Exercise description: Filter for the word "Will" and keep each matching line.

......

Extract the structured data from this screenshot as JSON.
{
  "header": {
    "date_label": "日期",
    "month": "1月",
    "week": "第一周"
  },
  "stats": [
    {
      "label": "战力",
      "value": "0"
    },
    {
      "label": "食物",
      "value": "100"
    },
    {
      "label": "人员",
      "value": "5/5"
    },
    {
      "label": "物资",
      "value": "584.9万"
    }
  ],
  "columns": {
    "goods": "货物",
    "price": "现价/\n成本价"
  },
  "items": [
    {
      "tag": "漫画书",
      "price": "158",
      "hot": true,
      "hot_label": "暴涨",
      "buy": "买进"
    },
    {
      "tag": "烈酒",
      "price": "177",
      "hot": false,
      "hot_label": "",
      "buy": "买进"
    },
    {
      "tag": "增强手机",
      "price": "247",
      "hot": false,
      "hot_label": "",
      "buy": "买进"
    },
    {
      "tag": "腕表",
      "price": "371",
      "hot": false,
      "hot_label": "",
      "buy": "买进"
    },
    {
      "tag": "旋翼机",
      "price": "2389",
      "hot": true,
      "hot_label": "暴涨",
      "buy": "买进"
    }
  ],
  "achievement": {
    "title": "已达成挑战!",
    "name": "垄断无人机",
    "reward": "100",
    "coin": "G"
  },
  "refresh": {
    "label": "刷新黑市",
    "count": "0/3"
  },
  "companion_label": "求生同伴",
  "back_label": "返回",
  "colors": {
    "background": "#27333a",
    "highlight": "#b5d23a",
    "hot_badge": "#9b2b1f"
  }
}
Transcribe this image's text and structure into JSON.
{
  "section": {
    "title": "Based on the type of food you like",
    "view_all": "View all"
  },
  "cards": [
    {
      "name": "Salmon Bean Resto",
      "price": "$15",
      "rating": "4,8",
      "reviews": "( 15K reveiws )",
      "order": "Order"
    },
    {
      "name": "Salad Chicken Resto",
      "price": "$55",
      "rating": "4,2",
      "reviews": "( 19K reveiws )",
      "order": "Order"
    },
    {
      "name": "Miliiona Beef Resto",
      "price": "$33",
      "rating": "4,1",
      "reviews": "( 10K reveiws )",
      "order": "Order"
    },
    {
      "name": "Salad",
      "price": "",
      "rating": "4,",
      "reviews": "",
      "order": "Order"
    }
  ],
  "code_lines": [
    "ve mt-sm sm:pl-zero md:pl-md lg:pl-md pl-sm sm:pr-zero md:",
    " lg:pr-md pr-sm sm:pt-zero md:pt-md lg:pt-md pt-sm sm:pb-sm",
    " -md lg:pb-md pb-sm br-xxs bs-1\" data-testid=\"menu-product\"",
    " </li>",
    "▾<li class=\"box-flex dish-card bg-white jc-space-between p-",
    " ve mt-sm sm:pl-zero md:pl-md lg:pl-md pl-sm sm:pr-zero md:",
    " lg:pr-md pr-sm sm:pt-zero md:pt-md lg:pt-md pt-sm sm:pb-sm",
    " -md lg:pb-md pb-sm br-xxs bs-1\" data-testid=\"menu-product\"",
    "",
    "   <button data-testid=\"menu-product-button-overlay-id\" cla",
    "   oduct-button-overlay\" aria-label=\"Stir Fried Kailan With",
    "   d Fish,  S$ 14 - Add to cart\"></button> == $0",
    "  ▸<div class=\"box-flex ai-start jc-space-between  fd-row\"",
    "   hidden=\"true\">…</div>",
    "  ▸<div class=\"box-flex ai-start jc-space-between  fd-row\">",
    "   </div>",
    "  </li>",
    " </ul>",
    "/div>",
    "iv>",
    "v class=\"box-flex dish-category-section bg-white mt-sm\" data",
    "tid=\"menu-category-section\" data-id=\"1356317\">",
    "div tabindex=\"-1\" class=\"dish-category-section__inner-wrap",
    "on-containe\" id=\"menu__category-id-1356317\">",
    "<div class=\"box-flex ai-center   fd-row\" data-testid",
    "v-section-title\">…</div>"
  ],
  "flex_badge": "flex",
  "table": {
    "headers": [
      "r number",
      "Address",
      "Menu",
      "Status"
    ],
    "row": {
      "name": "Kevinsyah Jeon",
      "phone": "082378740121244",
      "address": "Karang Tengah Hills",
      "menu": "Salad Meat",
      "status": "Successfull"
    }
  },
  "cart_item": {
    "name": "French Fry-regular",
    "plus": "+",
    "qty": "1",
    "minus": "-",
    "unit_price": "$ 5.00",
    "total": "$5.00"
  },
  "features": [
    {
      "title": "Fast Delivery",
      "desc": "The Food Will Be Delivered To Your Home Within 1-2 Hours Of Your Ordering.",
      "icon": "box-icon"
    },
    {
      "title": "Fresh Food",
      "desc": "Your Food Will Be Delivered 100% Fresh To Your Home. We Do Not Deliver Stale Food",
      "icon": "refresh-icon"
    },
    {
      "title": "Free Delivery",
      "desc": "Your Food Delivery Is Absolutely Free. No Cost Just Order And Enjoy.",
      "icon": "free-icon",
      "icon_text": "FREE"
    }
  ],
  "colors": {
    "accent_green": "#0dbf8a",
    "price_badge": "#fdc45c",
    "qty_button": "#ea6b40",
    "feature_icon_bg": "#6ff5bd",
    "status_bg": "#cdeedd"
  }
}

......

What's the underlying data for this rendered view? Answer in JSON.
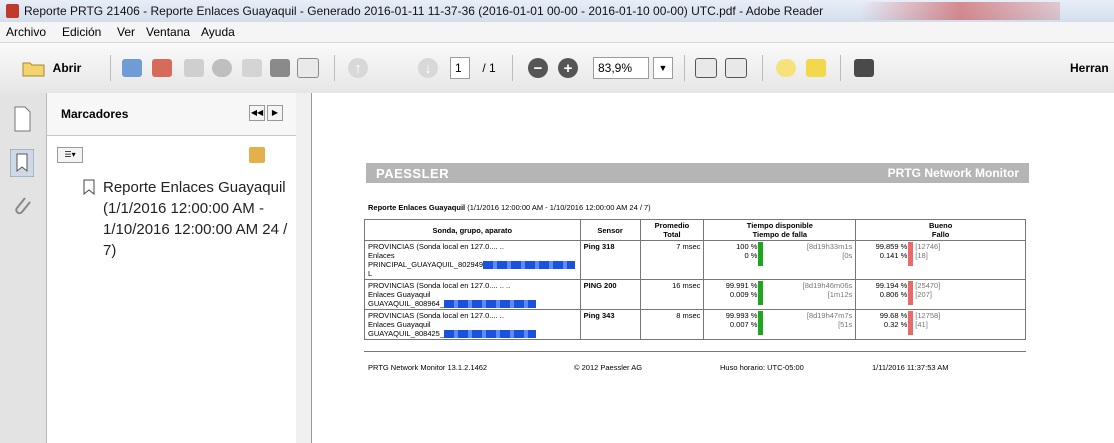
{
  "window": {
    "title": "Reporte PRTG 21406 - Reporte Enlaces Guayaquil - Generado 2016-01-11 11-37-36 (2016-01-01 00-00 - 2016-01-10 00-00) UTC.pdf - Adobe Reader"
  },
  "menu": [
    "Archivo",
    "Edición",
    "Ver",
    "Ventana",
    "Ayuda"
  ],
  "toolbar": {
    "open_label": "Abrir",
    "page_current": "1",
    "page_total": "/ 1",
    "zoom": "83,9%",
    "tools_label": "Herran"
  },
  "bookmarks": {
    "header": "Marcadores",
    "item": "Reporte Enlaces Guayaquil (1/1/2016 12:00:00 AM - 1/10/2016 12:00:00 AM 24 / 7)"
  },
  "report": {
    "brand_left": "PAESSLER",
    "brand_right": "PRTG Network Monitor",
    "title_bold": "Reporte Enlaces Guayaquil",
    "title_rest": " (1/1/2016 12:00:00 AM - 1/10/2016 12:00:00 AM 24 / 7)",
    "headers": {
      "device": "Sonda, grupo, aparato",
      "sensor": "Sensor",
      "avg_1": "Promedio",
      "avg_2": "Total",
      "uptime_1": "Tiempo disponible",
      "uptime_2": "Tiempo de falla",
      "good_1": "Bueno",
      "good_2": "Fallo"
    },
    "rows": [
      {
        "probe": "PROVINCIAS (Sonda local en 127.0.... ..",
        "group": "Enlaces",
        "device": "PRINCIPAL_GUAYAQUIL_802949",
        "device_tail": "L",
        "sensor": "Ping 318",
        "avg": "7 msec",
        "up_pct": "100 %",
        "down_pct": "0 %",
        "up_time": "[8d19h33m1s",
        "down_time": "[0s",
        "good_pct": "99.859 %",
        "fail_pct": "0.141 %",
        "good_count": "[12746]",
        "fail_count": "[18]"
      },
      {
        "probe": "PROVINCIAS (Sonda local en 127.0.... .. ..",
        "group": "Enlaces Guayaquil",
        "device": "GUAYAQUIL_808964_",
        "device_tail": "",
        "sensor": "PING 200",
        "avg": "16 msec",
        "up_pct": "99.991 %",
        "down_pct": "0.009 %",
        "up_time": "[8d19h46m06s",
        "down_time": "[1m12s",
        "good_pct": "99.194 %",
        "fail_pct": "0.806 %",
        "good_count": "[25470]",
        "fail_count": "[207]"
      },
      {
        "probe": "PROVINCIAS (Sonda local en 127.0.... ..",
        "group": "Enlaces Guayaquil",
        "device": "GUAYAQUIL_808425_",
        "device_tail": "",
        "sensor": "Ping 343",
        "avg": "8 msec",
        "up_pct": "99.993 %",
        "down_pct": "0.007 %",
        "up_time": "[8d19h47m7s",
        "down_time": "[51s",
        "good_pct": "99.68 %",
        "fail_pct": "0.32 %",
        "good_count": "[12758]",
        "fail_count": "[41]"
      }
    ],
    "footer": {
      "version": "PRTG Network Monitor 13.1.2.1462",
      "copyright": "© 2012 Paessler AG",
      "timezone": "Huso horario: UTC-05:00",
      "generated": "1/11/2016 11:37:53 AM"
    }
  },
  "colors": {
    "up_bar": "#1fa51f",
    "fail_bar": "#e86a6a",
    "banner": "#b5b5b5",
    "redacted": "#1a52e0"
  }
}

......

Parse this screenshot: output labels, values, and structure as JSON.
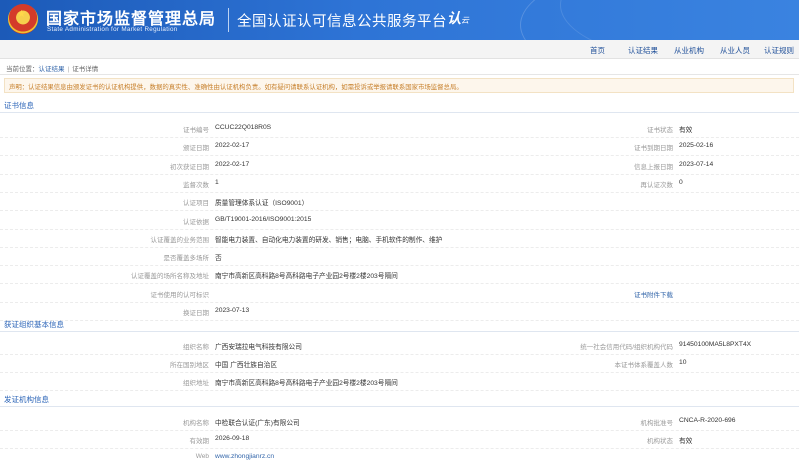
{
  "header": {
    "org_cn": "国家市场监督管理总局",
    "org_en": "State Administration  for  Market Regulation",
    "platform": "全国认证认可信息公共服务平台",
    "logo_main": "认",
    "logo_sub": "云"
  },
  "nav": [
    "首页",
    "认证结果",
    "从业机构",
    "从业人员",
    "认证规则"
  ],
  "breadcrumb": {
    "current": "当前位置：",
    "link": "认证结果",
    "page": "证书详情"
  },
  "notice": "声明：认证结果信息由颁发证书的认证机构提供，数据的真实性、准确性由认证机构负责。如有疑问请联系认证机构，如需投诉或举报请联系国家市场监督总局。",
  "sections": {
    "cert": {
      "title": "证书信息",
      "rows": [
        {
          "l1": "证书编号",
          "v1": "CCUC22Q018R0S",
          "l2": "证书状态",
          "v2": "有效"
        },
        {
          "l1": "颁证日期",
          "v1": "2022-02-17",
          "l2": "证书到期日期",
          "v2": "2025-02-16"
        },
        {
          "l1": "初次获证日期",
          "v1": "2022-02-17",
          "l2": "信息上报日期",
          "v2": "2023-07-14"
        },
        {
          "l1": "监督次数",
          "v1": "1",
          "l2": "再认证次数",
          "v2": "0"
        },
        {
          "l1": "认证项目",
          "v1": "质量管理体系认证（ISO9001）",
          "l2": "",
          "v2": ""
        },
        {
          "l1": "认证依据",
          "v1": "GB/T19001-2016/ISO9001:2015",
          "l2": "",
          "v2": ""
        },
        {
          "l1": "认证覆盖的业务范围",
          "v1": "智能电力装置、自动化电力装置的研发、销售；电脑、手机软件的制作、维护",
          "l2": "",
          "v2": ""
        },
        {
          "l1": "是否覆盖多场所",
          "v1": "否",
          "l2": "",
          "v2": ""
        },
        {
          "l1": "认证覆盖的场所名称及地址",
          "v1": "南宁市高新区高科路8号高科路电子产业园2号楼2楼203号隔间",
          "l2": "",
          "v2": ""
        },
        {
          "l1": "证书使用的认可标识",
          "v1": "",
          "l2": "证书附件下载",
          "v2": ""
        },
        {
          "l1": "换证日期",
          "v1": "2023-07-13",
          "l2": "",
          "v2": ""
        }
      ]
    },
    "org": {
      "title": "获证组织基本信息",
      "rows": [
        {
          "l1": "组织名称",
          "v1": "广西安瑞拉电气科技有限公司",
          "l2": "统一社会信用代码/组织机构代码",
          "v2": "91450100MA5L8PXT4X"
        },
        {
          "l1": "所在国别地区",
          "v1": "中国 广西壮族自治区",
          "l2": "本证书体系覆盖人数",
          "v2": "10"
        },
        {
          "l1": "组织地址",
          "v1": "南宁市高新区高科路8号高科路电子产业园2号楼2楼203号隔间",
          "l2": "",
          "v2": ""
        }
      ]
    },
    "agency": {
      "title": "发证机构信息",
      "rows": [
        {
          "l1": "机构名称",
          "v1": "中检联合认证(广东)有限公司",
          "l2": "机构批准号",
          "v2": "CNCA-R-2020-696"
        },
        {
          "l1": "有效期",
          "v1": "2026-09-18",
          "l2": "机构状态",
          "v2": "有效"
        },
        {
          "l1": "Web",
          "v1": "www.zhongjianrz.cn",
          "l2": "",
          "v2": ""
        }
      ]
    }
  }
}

......

Result for this task:
      "desc": "The Food Will Be Delivered To Your Home Within 1-2 Hours Of Your Ordering.",
      "desc": "Your Food Will Be Delivered 100% Fresh To Your Home. We Do Not Deliver Stale Food",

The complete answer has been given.